→ **Stated exercise**:
Restate the data word for word and leave the images out.

[A block of data]
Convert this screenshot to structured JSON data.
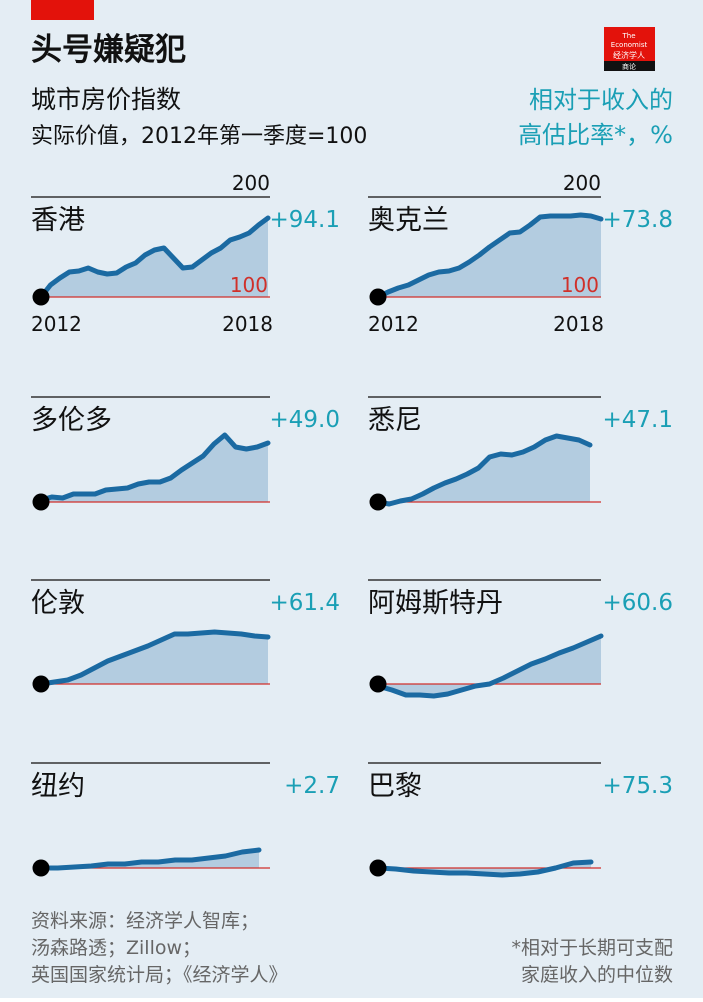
{
  "header": {
    "title": "头号嫌疑犯",
    "subtitle": "城市房价指数",
    "subtitle2": "实际价值，2012年第一季度=100",
    "right_label_1": "相对于收入的",
    "right_label_2": "高估比率*，%",
    "logo_text": [
      "The",
      "Economist",
      "经济学人",
      "商论"
    ]
  },
  "colors": {
    "accent_red": "#e3120b",
    "teal": "#1a9fb5",
    "line": "#1b6aa2",
    "fill": "#b3cce0",
    "baseline": "#d0302a"
  },
  "chart_data": {
    "type": "area",
    "title": "城市房价指数",
    "ylabel": "实际价值，2012年第一季度=100",
    "x_range": [
      "2012",
      "2018"
    ],
    "ylim": [
      85,
      200
    ],
    "axis_labels": {
      "y_top": "200",
      "y_base": "100",
      "x_start": "2012",
      "x_end": "2018"
    },
    "series": [
      {
        "name": "香港",
        "overvaluation": "+94.1",
        "values": [
          100,
          112,
          119,
          125,
          126,
          129,
          125,
          123,
          124,
          130,
          134,
          142,
          147,
          149,
          139,
          129,
          130,
          137,
          144,
          149,
          157,
          160,
          164,
          172,
          179
        ]
      },
      {
        "name": "奥克兰",
        "overvaluation": "+73.8",
        "values": [
          100,
          105,
          109,
          112,
          117,
          122,
          125,
          126,
          129,
          135,
          142,
          150,
          157,
          164,
          165,
          172,
          180,
          181,
          181,
          181,
          182,
          181,
          178
        ]
      },
      {
        "name": "多伦多",
        "overvaluation": "+49.0",
        "values": [
          102,
          105,
          104,
          108,
          108,
          108,
          112,
          113,
          114,
          118,
          120,
          120,
          124,
          132,
          139,
          146,
          158,
          167,
          155,
          153,
          155,
          159
        ]
      },
      {
        "name": "悉尼",
        "overvaluation": "+47.1",
        "values": [
          100,
          98,
          101,
          103,
          108,
          114,
          119,
          123,
          128,
          134,
          145,
          148,
          147,
          150,
          155,
          162,
          166,
          164,
          162,
          157
        ]
      },
      {
        "name": "伦敦",
        "overvaluation": "+61.4",
        "values": [
          100,
          102,
          104,
          109,
          116,
          123,
          128,
          133,
          138,
          144,
          150,
          150,
          151,
          152,
          151,
          150,
          148,
          147
        ]
      },
      {
        "name": "阿姆斯特丹",
        "overvaluation": "+60.6",
        "values": [
          98,
          94,
          89,
          89,
          88,
          90,
          94,
          98,
          100,
          106,
          113,
          120,
          125,
          131,
          136,
          142,
          148
        ]
      },
      {
        "name": "纽约",
        "overvaluation": "+2.7",
        "values": [
          100,
          100,
          101,
          102,
          104,
          104,
          106,
          106,
          108,
          108,
          110,
          112,
          116,
          118
        ]
      },
      {
        "name": "巴黎",
        "overvaluation": "+75.3",
        "values": [
          100,
          99,
          97,
          96,
          95,
          95,
          94,
          93,
          94,
          96,
          100,
          105,
          106
        ]
      }
    ]
  },
  "footer": {
    "source_1": "资料来源：经济学人智库；",
    "source_2": "汤森路透；Zillow；",
    "source_3": "英国国家统计局；《经济学人》",
    "note_1": "*相对于长期可支配",
    "note_2": "家庭收入的中位数"
  }
}
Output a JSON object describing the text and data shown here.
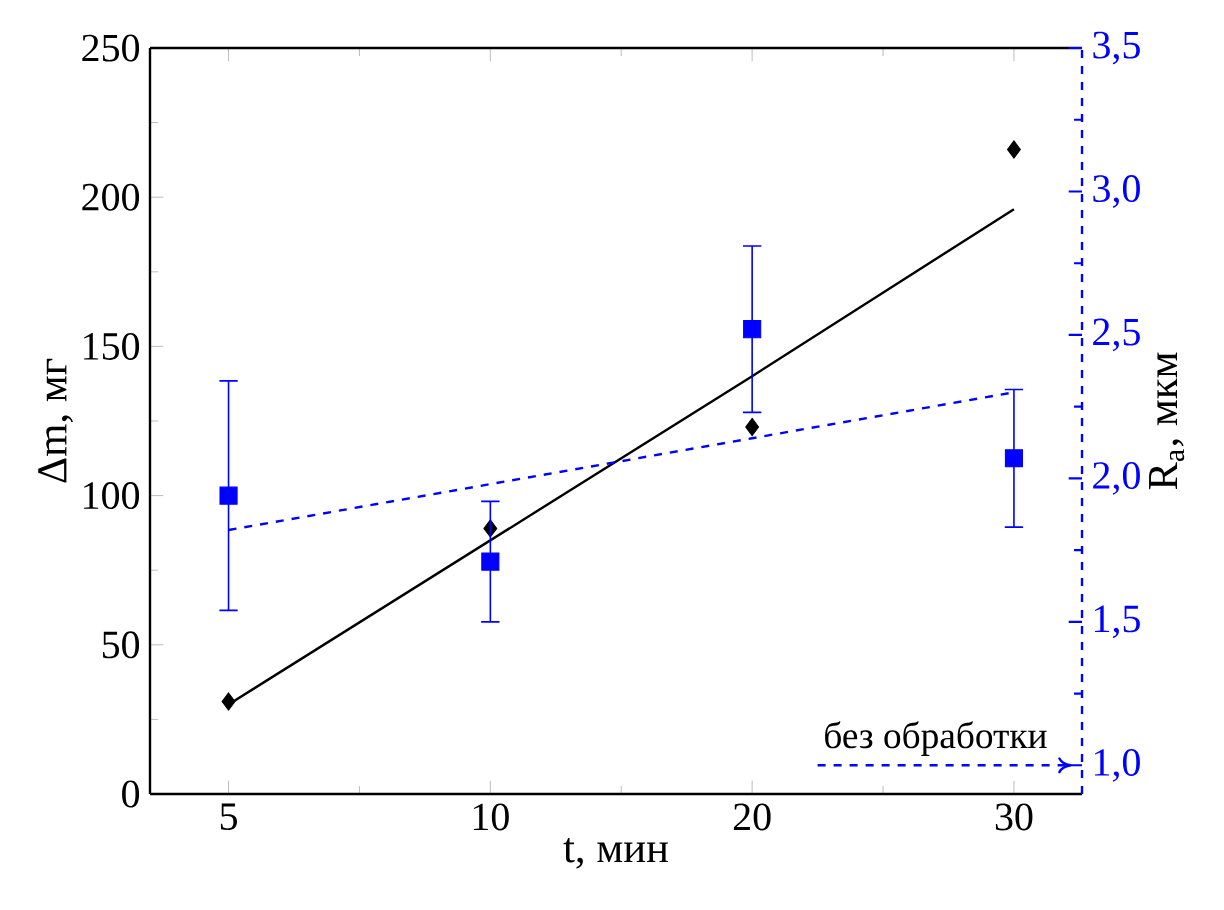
{
  "chart_data": {
    "type": "scatter",
    "xlabel": "t, мин",
    "ylabel": "Δm, мг",
    "y2label": "R$_{a}$, мкм",
    "categories": [
      "5",
      "10",
      "20",
      "30"
    ],
    "series": [
      {
        "color": "#000000",
        "marker": "diamond",
        "values": [
          31,
          89,
          123,
          216
        ]
      },
      {
        "type": "line",
        "color": "#000000",
        "line_style": "solid",
        "values": [
          30,
          85,
          140,
          196
        ]
      },
      {
        "color": "#0000ff",
        "marker": "square",
        "axis": "y2",
        "values": [
          1.94,
          1.71,
          2.52,
          2.07
        ],
        "errors": [
          [
            1.54,
            2.34
          ],
          [
            1.5,
            1.92
          ],
          [
            2.23,
            2.81
          ],
          [
            1.83,
            2.31
          ]
        ]
      },
      {
        "type": "line",
        "color": "#0000ff",
        "line_style": "dashed",
        "axis": "y2",
        "values": [
          1.82,
          1.98,
          2.14,
          2.3
        ]
      }
    ],
    "ylim": [
      0,
      250
    ],
    "yticks": [
      0,
      50,
      100,
      150,
      200,
      250
    ],
    "y2lim": [
      0.9,
      3.5
    ],
    "y2ticks": [
      {
        "value": 1.0,
        "label": "1,0"
      },
      {
        "value": 1.5,
        "label": "1,5"
      },
      {
        "value": 2.0,
        "label": "2,0"
      },
      {
        "value": 2.5,
        "label": "2,5"
      },
      {
        "value": 3.0,
        "label": "3,0"
      },
      {
        "value": 3.5,
        "label": "3,5"
      }
    ],
    "ref_lines": [
      {
        "axis": "y2",
        "value": 1.0,
        "label": "без обработки",
        "color": "#0000ff",
        "line_style": "dashed"
      }
    ],
    "grid": false
  }
}
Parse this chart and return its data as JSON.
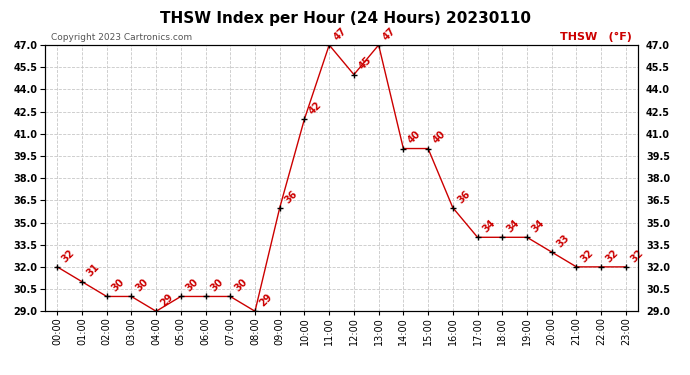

→ **Finished exercise**:
Convert this screenshot to structured JSON data.
{
  "header": {
    "title": "头号嫌疑犯",
    "subtitle": "城市房价指数",
    "subtitle2": "实际价值，2012年第一季度=100",
    "right_label_1": "相对于收入的",
    "right_label_2": "高估比率*，%",
    "logo_text": [
      "The",
      "Economist",
      "经济学人",
      "商论"
    ]
  },
  "colors": {
    "accent_red": "#e3120b",
    "teal": "#1a9fb5",
    "line": "#1b6aa2",
    "fill": "#b3cce0",
    "baseline": "#d0302a"
  },
  "chart_data": {
    "type": "area",
    "title": "城市房价指数",
    "ylabel": "实际价值，2012年第一季度=100",
    "x_range": [
      "2012",
      "2018"
    ],
    "ylim": [
      85,
      200
    ],
    "axis_labels": {
      "y_top": "200",
      "y_base": "100",
      "x_start": "2012",
      "x_end": "2018"
    },
    "series": [
      {
        "name": "香港",
        "overvaluation": "+94.1",
        "values": [
          100,
          112,
          119,
          125,
          126,
          129,
          125,
          123,
          124,
          130,
          134,
          142,
          147,
          149,
          139,
          129,
          130,
          137,
          144,
          149,
          157,
          160,
          164,
          172,
          179
        ]
      },
      {
        "name": "奥克兰",
        "overvaluation": "+73.8",
        "values": [
          100,
          105,
          109,
          112,
          117,
          122,
          125,
          126,
          129,
          135,
          142,
          150,
          157,
          164,
          165,
          172,
          180,
          181,
          181,
          181,
          182,
          181,
          178
        ]
      },
      {
        "name": "多伦多",
        "overvaluation": "+49.0",
        "values": [
          102,
          105,
          104,
          108,
          108,
          108,
          112,
          113,
          114,
          118,
          120,
          120,
          124,
          132,
          139,
          146,
          158,
          167,
          155,
          153,
          155,
          159
        ]
      },
      {
        "name": "悉尼",
        "overvaluation": "+47.1",
        "values": [
          100,
          98,
          101,
          103,
          108,
          114,
          119,
          123,
          128,
          134,
          145,
          148,
          147,
          150,
          155,
          162,
          166,
          164,
          162,
          157
        ]
      },
      {
        "name": "伦敦",
        "overvaluation": "+61.4",
        "values": [
          100,
          102,
          104,
          109,
          116,
          123,
          128,
          133,
          138,
          144,
          150,
          150,
          151,
          152,
          151,
          150,
          148,
          147
        ]
      },
      {
        "name": "阿姆斯特丹",
        "overvaluation": "+60.6",
        "values": [
          98,
          94,
          89,
          89,
          88,
          90,
          94,
          98,
          100,
          106,
          113,
          120,
          125,
          131,
          136,
          142,
          148
        ]
      },
      {
        "name": "纽约",
        "overvaluation": "+2.7",
        "values": [
          100,
          100,
          101,
          102,
          104,
          104,
          106,
          106,
          108,
          108,
          110,
          112,
          116,
          118
        ]
      },
      {
        "name": "巴黎",
        "overvaluation": "+75.3",
        "values": [
          100,
          99,
          97,
          96,
          95,
          95,
          94,
          93,
          94,
          96,
          100,
          105,
          106
        ]
      }
    ]
  },
  "footer": {
    "source_1": "资料来源：经济学人智库；",
    "source_2": "汤森路透；Zillow；",
    "source_3": "英国国家统计局；《经济学人》",
    "note_1": "*相对于长期可支配",
    "note_2": "家庭收入的中位数"
  }
}
Output a JSON object describing the text and data shown here.
{
  "chart_data": {
    "type": "scatter",
    "xlabel": "t, мин",
    "ylabel": "Δm, мг",
    "y2label": "R$_{a}$, мкм",
    "categories": [
      "5",
      "10",
      "20",
      "30"
    ],
    "series": [
      {
        "color": "#000000",
        "marker": "diamond",
        "values": [
          31,
          89,
          123,
          216
        ]
      },
      {
        "type": "line",
        "color": "#000000",
        "line_style": "solid",
        "values": [
          30,
          85,
          140,
          196
        ]
      },
      {
        "color": "#0000ff",
        "marker": "square",
        "axis": "y2",
        "values": [
          1.94,
          1.71,
          2.52,
          2.07
        ],
        "errors": [
          [
            1.54,
            2.34
          ],
          [
            1.5,
            1.92
          ],
          [
            2.23,
            2.81
          ],
          [
            1.83,
            2.31
          ]
        ]
      },
      {
        "type": "line",
        "color": "#0000ff",
        "line_style": "dashed",
        "axis": "y2",
        "values": [
          1.82,
          1.98,
          2.14,
          2.3
        ]
      }
    ],
    "ylim": [
      0,
      250
    ],
    "yticks": [
      0,
      50,
      100,
      150,
      200,
      250
    ],
    "y2lim": [
      0.9,
      3.5
    ],
    "y2ticks": [
      {
        "value": 1.0,
        "label": "1,0"
      },
      {
        "value": 1.5,
        "label": "1,5"
      },
      {
        "value": 2.0,
        "label": "2,0"
      },
      {
        "value": 2.5,
        "label": "2,5"
      },
      {
        "value": 3.0,
        "label": "3,0"
      },
      {
        "value": 3.5,
        "label": "3,5"
      }
    ],
    "ref_lines": [
      {
        "axis": "y2",
        "value": 1.0,
        "label": "без обработки",
        "color": "#0000ff",
        "line_style": "dashed"
      }
    ],
    "grid": false
  }
}
Parse this chart and return its data as JSON.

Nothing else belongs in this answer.